[Data entries]
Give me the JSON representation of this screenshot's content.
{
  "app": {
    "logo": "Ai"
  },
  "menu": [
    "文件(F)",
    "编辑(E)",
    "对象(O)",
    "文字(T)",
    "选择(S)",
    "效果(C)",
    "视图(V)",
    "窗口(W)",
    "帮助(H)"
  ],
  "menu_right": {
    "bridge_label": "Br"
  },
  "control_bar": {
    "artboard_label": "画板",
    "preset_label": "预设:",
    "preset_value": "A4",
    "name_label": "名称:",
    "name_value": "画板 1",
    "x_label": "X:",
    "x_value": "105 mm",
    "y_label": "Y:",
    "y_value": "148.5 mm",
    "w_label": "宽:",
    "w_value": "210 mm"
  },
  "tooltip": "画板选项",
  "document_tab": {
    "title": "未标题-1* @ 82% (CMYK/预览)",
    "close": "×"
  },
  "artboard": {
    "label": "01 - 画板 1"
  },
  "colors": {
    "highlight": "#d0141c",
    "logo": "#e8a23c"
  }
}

◆ WHAT THE TASK ASKS ◆
Retype the records that precede this task, keeping them exactly the same.

◆ RESULT OF THIS TASK ◆
Give me the JSON representation of this screenshot's content.
{
  "app": {
    "logo": "Ai"
  },
  "menu": [
    "文件(F)",
    "编辑(E)",
    "对象(O)",
    "文字(T)",
    "选择(S)",
    "效果(C)",
    "视图(V)",
    "窗口(W)",
    "帮助(H)"
  ],
  "menu_right": {
    "bridge_label": "Br"
  },
  "control_bar": {
    "artboard_label": "画板",
    "preset_label": "预设:",
    "preset_value": "A4",
    "name_label": "名称:",
    "name_value": "画板 1",
    "x_label": "X:",
    "x_value": "105 mm",
    "y_label": "Y:",
    "y_value": "148.5 mm",
    "w_label": "宽:",
    "w_value": "210 mm"
  },
  "tooltip": "画板选项",
  "document_tab": {
    "title": "未标题-1* @ 82% (CMYK/预览)",
    "close": "×"
  },
  "artboard": {
    "label": "01 - 画板 1"
  },
  "colors": {
    "highlight": "#d0141c",
    "logo": "#e8a23c"
  }
}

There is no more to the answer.